Identify every line in the records below that contains the word "surgical", and reproduce each one.
/---
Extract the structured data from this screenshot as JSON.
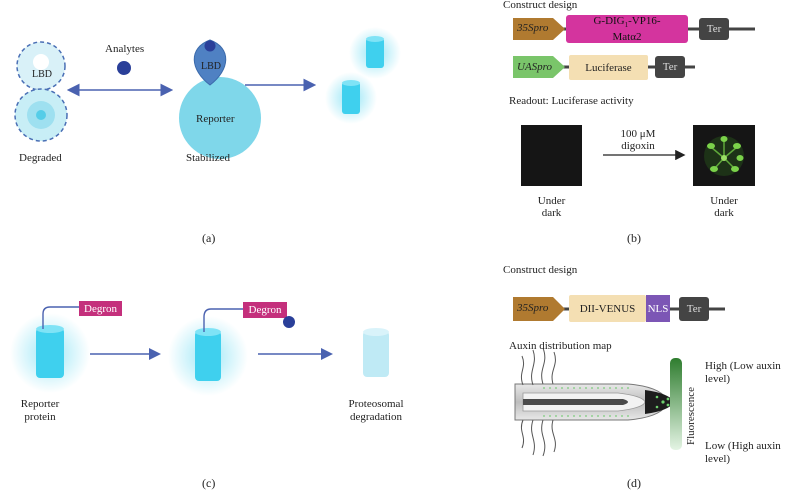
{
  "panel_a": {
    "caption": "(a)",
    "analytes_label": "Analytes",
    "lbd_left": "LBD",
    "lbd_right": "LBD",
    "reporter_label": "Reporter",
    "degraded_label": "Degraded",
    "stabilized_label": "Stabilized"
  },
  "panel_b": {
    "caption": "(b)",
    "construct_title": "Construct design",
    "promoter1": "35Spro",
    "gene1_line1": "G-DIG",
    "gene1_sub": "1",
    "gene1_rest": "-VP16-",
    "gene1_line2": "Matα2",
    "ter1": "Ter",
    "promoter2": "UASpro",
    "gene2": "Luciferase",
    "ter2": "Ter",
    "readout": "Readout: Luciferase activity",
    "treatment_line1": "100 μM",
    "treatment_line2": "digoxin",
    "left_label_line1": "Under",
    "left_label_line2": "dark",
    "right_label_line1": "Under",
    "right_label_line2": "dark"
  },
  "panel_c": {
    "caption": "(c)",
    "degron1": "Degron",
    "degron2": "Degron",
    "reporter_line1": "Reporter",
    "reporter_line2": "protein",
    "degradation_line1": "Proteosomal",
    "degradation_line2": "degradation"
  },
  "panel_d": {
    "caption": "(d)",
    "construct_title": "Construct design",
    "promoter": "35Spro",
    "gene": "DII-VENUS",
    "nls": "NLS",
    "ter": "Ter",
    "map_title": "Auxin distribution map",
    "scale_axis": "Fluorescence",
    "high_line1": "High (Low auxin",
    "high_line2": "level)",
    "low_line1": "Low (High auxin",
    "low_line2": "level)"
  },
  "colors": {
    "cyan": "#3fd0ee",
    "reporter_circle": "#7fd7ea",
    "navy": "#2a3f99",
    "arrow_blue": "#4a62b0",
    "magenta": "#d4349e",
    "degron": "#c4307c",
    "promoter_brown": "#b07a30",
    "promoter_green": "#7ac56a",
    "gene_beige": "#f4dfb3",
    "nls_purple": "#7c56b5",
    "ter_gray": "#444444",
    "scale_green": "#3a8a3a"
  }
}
\---
/---
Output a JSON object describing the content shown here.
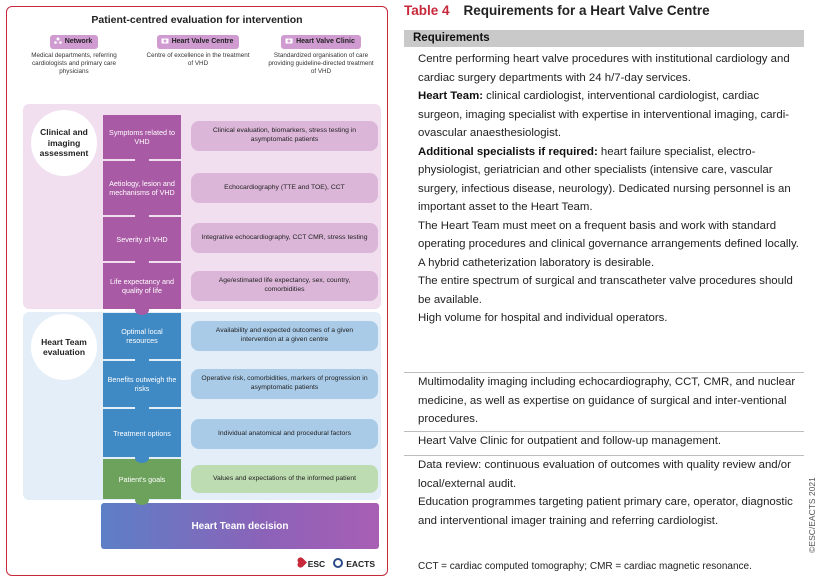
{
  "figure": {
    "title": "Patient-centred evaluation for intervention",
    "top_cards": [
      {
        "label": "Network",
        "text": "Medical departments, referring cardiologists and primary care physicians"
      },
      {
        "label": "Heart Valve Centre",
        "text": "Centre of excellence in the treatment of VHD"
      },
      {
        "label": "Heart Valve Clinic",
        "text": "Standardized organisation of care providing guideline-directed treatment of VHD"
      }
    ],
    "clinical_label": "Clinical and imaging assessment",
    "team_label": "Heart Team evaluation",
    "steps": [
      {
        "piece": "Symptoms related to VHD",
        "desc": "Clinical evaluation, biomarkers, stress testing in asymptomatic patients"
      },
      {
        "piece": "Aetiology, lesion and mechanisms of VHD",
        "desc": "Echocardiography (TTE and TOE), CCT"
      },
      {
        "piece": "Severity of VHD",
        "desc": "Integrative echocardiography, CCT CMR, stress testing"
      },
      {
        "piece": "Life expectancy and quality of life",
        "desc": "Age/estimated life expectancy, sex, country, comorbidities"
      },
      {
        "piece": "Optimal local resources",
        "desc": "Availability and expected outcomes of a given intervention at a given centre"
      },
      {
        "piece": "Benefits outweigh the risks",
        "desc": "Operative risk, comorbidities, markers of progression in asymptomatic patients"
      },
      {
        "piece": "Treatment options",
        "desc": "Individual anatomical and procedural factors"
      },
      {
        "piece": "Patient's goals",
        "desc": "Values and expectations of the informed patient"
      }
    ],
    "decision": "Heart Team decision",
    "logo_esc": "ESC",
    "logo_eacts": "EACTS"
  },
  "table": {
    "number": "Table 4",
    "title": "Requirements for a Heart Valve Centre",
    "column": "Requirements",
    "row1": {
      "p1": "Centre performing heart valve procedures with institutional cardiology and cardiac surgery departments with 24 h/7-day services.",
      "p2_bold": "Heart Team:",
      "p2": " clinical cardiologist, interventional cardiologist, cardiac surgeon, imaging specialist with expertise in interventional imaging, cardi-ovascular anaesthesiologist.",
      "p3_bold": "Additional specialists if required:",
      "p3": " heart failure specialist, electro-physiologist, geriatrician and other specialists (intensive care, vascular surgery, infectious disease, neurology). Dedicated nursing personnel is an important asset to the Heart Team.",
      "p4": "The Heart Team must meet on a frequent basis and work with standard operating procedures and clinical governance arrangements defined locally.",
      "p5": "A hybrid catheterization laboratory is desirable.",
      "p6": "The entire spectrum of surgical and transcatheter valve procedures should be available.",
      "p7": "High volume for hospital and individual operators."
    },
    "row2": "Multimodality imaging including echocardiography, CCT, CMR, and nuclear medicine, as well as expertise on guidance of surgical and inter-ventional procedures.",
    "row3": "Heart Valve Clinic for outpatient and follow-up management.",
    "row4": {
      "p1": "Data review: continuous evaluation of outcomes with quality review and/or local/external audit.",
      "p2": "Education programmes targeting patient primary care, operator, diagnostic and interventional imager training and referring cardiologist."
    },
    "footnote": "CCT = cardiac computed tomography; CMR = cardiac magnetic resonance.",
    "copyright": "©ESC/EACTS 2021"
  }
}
\---
/---
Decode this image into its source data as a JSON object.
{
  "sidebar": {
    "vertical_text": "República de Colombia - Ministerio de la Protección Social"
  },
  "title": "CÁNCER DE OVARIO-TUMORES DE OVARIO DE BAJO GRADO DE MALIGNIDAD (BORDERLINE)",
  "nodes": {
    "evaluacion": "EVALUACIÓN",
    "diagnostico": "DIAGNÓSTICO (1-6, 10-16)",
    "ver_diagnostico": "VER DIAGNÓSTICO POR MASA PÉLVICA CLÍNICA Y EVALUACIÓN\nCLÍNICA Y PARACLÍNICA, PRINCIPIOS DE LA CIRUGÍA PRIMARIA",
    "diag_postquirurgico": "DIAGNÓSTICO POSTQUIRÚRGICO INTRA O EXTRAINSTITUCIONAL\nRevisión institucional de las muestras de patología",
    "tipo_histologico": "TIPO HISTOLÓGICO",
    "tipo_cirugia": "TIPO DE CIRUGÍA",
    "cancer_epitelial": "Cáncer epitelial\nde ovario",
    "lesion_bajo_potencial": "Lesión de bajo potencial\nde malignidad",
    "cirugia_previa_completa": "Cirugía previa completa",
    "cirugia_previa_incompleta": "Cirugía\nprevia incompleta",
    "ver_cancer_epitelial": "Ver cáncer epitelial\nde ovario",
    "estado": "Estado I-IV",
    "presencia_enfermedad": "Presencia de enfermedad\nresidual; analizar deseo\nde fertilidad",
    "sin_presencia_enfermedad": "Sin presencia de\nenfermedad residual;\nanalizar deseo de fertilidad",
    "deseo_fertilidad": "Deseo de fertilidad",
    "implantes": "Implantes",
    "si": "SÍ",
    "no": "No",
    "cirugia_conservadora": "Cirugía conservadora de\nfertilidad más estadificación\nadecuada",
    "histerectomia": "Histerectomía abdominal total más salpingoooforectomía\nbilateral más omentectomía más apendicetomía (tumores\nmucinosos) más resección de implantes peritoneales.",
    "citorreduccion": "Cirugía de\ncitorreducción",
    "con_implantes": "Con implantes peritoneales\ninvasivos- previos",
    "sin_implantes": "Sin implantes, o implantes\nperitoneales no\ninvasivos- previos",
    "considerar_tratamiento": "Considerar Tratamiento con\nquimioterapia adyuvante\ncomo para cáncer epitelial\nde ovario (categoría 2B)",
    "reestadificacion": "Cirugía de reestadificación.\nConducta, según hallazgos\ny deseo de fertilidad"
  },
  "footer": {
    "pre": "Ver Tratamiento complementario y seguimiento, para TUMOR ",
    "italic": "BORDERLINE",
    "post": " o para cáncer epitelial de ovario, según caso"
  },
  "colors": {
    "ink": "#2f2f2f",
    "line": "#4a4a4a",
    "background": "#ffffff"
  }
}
\---
__Output__:
      "p6": "The entire spectrum of surgical and transcatheter valve procedures should be available.",
    "row2": "Multimodality imaging including echocardiography, CCT, CMR, and nuclear medicine, as well as expertise on guidance of surgical and inter-ventional procedures.",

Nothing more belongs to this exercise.